(Stored data)
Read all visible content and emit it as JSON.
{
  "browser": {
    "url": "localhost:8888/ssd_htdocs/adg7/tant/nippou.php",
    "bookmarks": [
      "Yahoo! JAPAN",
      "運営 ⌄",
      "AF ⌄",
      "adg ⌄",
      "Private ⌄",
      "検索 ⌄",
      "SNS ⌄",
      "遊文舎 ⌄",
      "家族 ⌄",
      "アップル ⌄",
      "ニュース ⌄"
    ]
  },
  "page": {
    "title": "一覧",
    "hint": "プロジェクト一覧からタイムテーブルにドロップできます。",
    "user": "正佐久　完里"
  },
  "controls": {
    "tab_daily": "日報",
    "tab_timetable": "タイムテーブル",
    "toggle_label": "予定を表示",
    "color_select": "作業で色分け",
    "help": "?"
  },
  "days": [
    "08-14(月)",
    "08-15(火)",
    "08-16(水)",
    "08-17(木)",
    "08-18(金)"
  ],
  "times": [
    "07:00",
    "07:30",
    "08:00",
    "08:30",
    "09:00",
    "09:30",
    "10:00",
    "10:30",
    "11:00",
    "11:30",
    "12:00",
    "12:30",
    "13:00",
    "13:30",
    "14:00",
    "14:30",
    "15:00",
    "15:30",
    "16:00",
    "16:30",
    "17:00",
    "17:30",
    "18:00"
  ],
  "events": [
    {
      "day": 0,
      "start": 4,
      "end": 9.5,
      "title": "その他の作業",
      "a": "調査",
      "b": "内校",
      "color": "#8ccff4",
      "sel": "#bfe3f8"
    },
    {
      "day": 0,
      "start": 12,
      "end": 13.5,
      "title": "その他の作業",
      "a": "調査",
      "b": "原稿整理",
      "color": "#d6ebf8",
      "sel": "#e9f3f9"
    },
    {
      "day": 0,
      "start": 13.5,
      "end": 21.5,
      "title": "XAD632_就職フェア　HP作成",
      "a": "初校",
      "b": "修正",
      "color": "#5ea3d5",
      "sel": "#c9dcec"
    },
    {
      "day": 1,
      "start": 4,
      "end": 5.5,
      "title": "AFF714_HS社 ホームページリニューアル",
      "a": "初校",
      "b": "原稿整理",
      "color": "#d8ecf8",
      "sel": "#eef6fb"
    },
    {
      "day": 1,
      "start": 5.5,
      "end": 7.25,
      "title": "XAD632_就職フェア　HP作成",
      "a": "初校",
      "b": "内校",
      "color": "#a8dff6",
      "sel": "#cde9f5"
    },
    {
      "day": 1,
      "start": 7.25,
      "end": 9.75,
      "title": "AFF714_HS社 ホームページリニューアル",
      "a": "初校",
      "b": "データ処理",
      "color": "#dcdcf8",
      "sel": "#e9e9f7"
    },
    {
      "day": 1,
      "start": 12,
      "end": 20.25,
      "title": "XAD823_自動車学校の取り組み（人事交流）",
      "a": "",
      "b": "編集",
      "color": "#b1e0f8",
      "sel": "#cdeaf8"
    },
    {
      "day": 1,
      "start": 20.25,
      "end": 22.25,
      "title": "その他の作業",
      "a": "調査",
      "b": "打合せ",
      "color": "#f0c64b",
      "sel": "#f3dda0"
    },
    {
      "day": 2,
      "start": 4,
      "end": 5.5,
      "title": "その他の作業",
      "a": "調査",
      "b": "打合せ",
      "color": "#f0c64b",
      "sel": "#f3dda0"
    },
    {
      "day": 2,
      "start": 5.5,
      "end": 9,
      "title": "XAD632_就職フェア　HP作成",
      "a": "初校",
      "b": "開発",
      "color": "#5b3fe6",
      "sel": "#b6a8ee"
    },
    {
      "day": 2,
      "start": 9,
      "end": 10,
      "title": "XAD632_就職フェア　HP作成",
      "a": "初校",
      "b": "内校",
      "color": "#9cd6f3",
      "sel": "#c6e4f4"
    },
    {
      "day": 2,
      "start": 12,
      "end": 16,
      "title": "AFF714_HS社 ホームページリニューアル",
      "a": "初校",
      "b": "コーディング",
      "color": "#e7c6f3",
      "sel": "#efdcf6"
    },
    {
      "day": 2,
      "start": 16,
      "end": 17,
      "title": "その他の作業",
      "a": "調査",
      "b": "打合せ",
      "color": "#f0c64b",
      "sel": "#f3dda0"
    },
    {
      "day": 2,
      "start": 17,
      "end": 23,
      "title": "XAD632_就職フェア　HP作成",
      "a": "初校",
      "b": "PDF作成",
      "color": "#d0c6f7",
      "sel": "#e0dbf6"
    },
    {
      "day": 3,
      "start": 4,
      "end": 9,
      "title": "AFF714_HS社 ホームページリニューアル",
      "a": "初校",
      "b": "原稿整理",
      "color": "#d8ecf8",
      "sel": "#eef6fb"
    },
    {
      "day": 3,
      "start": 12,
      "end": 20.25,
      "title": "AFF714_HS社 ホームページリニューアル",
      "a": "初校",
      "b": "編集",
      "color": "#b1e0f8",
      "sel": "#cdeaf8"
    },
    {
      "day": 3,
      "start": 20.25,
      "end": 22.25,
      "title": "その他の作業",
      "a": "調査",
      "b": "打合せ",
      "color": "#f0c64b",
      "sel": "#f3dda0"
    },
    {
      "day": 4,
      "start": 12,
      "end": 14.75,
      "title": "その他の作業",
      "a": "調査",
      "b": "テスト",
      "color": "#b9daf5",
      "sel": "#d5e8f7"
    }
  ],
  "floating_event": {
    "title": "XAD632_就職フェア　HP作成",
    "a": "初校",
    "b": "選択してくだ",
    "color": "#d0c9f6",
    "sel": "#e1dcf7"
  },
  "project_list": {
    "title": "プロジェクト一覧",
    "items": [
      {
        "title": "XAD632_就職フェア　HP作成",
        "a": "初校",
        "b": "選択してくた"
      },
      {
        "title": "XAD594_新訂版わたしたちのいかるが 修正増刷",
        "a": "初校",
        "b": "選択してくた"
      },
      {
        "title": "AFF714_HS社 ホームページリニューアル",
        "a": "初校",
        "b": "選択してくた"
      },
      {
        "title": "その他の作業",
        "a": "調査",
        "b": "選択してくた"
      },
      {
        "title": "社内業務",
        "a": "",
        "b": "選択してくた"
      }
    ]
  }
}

> [Objective]
Exactly as written above, please repeat the entries.

> [Output for this task]
Read all visible content and emit it as JSON.
{
  "browser": {
    "url": "localhost:8888/ssd_htdocs/adg7/tant/nippou.php",
    "bookmarks": [
      "Yahoo! JAPAN",
      "運営 ⌄",
      "AF ⌄",
      "adg ⌄",
      "Private ⌄",
      "検索 ⌄",
      "SNS ⌄",
      "遊文舎 ⌄",
      "家族 ⌄",
      "アップル ⌄",
      "ニュース ⌄"
    ]
  },
  "page": {
    "title": "一覧",
    "hint": "プロジェクト一覧からタイムテーブルにドロップできます。",
    "user": "正佐久　完里"
  },
  "controls": {
    "tab_daily": "日報",
    "tab_timetable": "タイムテーブル",
    "toggle_label": "予定を表示",
    "color_select": "作業で色分け",
    "help": "?"
  },
  "days": [
    "08-14(月)",
    "08-15(火)",
    "08-16(水)",
    "08-17(木)",
    "08-18(金)"
  ],
  "times": [
    "07:00",
    "07:30",
    "08:00",
    "08:30",
    "09:00",
    "09:30",
    "10:00",
    "10:30",
    "11:00",
    "11:30",
    "12:00",
    "12:30",
    "13:00",
    "13:30",
    "14:00",
    "14:30",
    "15:00",
    "15:30",
    "16:00",
    "16:30",
    "17:00",
    "17:30",
    "18:00"
  ],
  "events": [
    {
      "day": 0,
      "start": 4,
      "end": 9.5,
      "title": "その他の作業",
      "a": "調査",
      "b": "内校",
      "color": "#8ccff4",
      "sel": "#bfe3f8"
    },
    {
      "day": 0,
      "start": 12,
      "end": 13.5,
      "title": "その他の作業",
      "a": "調査",
      "b": "原稿整理",
      "color": "#d6ebf8",
      "sel": "#e9f3f9"
    },
    {
      "day": 0,
      "start": 13.5,
      "end": 21.5,
      "title": "XAD632_就職フェア　HP作成",
      "a": "初校",
      "b": "修正",
      "color": "#5ea3d5",
      "sel": "#c9dcec"
    },
    {
      "day": 1,
      "start": 4,
      "end": 5.5,
      "title": "AFF714_HS社 ホームページリニューアル",
      "a": "初校",
      "b": "原稿整理",
      "color": "#d8ecf8",
      "sel": "#eef6fb"
    },
    {
      "day": 1,
      "start": 5.5,
      "end": 7.25,
      "title": "XAD632_就職フェア　HP作成",
      "a": "初校",
      "b": "内校",
      "color": "#a8dff6",
      "sel": "#cde9f5"
    },
    {
      "day": 1,
      "start": 7.25,
      "end": 9.75,
      "title": "AFF714_HS社 ホームページリニューアル",
      "a": "初校",
      "b": "データ処理",
      "color": "#dcdcf8",
      "sel": "#e9e9f7"
    },
    {
      "day": 1,
      "start": 12,
      "end": 20.25,
      "title": "XAD823_自動車学校の取り組み（人事交流）",
      "a": "",
      "b": "編集",
      "color": "#b1e0f8",
      "sel": "#cdeaf8"
    },
    {
      "day": 1,
      "start": 20.25,
      "end": 22.25,
      "title": "その他の作業",
      "a": "調査",
      "b": "打合せ",
      "color": "#f0c64b",
      "sel": "#f3dda0"
    },
    {
      "day": 2,
      "start": 4,
      "end": 5.5,
      "title": "その他の作業",
      "a": "調査",
      "b": "打合せ",
      "color": "#f0c64b",
      "sel": "#f3dda0"
    },
    {
      "day": 2,
      "start": 5.5,
      "end": 9,
      "title": "XAD632_就職フェア　HP作成",
      "a": "初校",
      "b": "開発",
      "color": "#5b3fe6",
      "sel": "#b6a8ee"
    },
    {
      "day": 2,
      "start": 9,
      "end": 10,
      "title": "XAD632_就職フェア　HP作成",
      "a": "初校",
      "b": "内校",
      "color": "#9cd6f3",
      "sel": "#c6e4f4"
    },
    {
      "day": 2,
      "start": 12,
      "end": 16,
      "title": "AFF714_HS社 ホームページリニューアル",
      "a": "初校",
      "b": "コーディング",
      "color": "#e7c6f3",
      "sel": "#efdcf6"
    },
    {
      "day": 2,
      "start": 16,
      "end": 17,
      "title": "その他の作業",
      "a": "調査",
      "b": "打合せ",
      "color": "#f0c64b",
      "sel": "#f3dda0"
    },
    {
      "day": 2,
      "start": 17,
      "end": 23,
      "title": "XAD632_就職フェア　HP作成",
      "a": "初校",
      "b": "PDF作成",
      "color": "#d0c6f7",
      "sel": "#e0dbf6"
    },
    {
      "day": 3,
      "start": 4,
      "end": 9,
      "title": "AFF714_HS社 ホームページリニューアル",
      "a": "初校",
      "b": "原稿整理",
      "color": "#d8ecf8",
      "sel": "#eef6fb"
    },
    {
      "day": 3,
      "start": 12,
      "end": 20.25,
      "title": "AFF714_HS社 ホームページリニューアル",
      "a": "初校",
      "b": "編集",
      "color": "#b1e0f8",
      "sel": "#cdeaf8"
    },
    {
      "day": 3,
      "start": 20.25,
      "end": 22.25,
      "title": "その他の作業",
      "a": "調査",
      "b": "打合せ",
      "color": "#f0c64b",
      "sel": "#f3dda0"
    },
    {
      "day": 4,
      "start": 12,
      "end": 14.75,
      "title": "その他の作業",
      "a": "調査",
      "b": "テスト",
      "color": "#b9daf5",
      "sel": "#d5e8f7"
    }
  ],
  "floating_event": {
    "title": "XAD632_就職フェア　HP作成",
    "a": "初校",
    "b": "選択してくだ",
    "color": "#d0c9f6",
    "sel": "#e1dcf7"
  },
  "project_list": {
    "title": "プロジェクト一覧",
    "items": [
      {
        "title": "XAD632_就職フェア　HP作成",
        "a": "初校",
        "b": "選択してくた"
      },
      {
        "title": "XAD594_新訂版わたしたちのいかるが 修正増刷",
        "a": "初校",
        "b": "選択してくた"
      },
      {
        "title": "AFF714_HS社 ホームページリニューアル",
        "a": "初校",
        "b": "選択してくた"
      },
      {
        "title": "その他の作業",
        "a": "調査",
        "b": "選択してくた"
      },
      {
        "title": "社内業務",
        "a": "",
        "b": "選択してくた"
      }
    ]
  }
}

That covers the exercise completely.